» **Instructions to follow**
Return each line containing the string "thầy".

··· Excerpted data ···

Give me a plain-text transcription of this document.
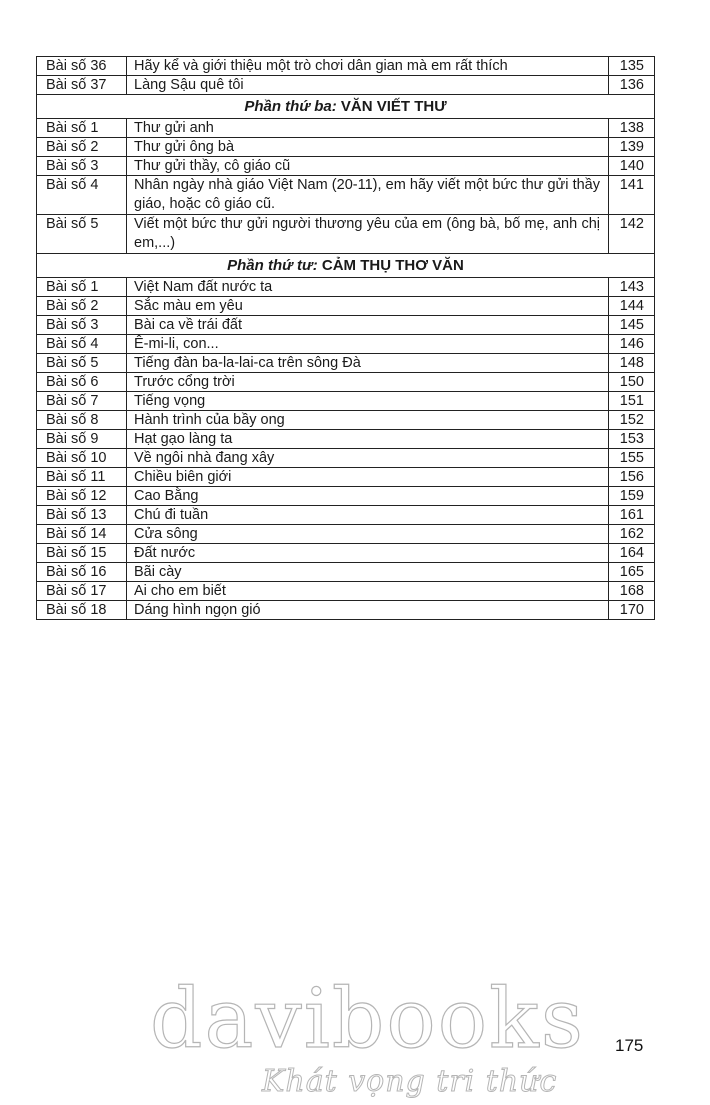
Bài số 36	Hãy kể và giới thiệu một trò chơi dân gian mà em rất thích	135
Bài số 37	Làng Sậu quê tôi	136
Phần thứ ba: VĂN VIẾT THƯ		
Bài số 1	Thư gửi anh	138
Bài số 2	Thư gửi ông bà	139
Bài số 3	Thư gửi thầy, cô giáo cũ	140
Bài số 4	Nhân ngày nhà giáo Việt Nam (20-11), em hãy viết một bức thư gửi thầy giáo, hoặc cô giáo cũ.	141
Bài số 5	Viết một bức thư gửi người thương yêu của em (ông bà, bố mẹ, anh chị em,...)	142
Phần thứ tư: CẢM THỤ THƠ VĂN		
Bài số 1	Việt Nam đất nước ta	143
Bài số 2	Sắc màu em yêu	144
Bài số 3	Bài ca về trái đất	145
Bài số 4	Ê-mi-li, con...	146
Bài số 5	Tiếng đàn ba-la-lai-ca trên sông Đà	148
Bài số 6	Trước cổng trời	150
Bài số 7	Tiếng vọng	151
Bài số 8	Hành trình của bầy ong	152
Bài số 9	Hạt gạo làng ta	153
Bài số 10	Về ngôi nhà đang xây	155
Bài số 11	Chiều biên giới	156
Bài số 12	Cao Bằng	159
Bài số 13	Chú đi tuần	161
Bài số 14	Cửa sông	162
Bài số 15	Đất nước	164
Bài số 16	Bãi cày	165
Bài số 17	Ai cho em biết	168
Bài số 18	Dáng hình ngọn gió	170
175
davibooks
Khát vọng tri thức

···
··· Excerpted data ···

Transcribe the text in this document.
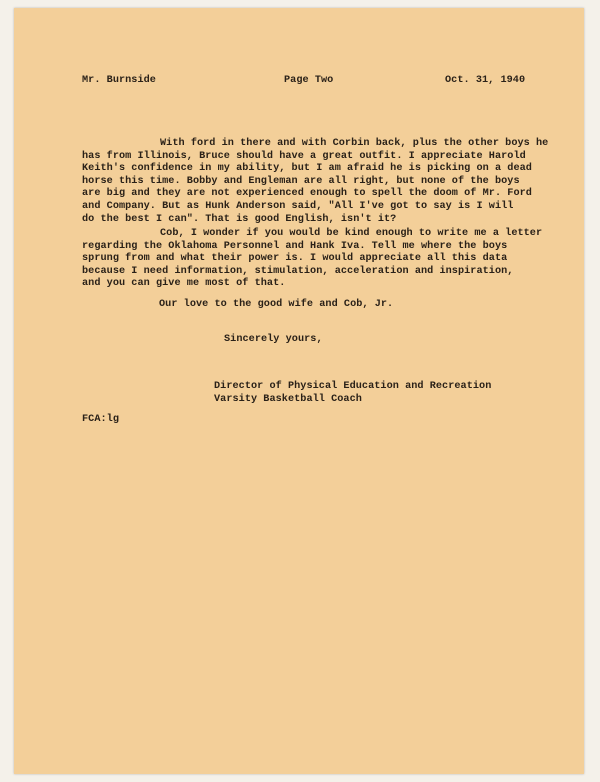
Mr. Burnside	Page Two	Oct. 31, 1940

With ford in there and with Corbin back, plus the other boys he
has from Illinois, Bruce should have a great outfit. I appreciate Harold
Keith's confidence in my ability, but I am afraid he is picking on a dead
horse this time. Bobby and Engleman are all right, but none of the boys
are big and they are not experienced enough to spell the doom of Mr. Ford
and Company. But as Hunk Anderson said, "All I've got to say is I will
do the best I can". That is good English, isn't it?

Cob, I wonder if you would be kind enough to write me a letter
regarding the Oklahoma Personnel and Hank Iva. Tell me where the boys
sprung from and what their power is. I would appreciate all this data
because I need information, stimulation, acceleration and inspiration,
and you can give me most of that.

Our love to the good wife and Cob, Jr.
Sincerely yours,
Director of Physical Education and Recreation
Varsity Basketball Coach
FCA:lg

···
··· Excerpted data ···

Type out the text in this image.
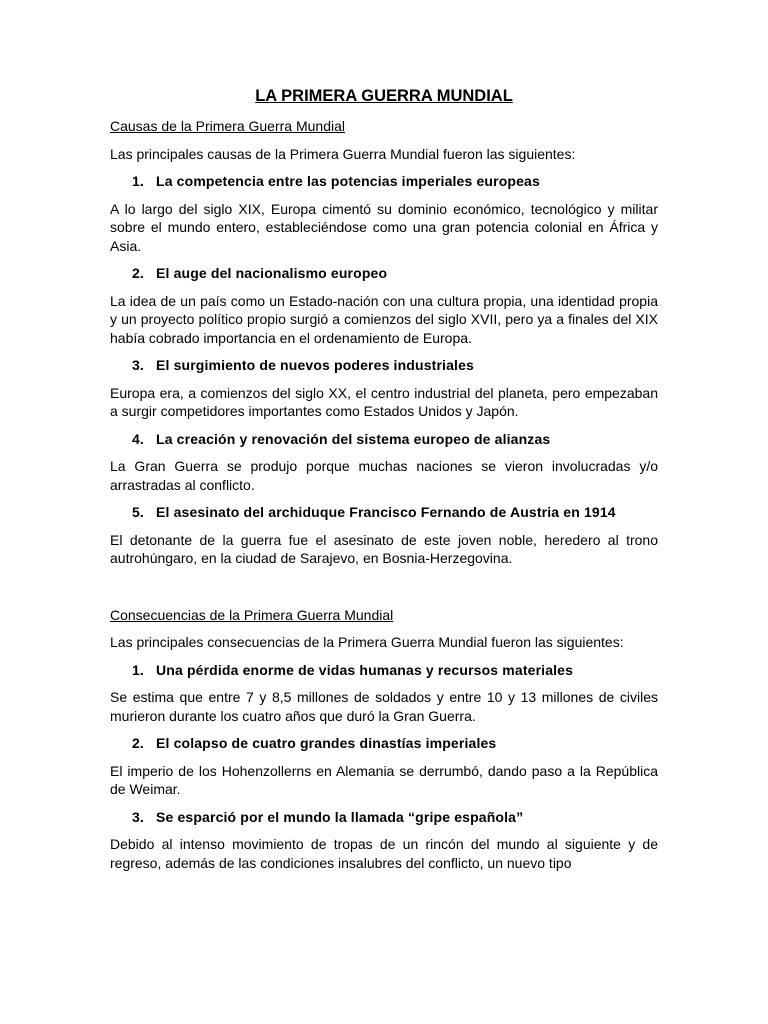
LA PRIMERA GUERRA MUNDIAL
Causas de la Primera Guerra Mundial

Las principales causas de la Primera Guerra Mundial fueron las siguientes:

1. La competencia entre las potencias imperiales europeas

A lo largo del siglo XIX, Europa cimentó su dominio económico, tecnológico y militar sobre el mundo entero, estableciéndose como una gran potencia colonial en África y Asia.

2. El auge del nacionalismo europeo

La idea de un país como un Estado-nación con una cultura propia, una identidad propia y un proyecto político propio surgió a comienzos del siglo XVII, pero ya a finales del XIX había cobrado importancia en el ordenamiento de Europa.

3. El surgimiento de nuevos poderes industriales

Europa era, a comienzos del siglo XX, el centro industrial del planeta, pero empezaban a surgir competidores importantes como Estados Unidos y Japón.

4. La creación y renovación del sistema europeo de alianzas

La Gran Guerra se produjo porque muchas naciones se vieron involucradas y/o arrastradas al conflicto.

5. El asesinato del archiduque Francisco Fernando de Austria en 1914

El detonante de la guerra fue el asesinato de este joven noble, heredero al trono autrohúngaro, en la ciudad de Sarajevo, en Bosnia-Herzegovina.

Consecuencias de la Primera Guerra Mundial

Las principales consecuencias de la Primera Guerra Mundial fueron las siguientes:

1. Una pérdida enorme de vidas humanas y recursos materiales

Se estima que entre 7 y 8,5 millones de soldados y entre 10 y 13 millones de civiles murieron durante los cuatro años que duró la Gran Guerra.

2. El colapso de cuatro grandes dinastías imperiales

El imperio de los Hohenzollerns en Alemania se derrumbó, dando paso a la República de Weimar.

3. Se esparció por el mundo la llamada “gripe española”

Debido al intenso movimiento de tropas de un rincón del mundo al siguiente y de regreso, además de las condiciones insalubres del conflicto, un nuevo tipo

···

» **Output below**
Bài số 3	Thư gửi thầy, cô giáo cũ	140
Bài số 4	Nhân ngày nhà giáo Việt Nam (20-11), em hãy viết một bức thư gửi thầy giáo, hoặc cô giáo cũ.	141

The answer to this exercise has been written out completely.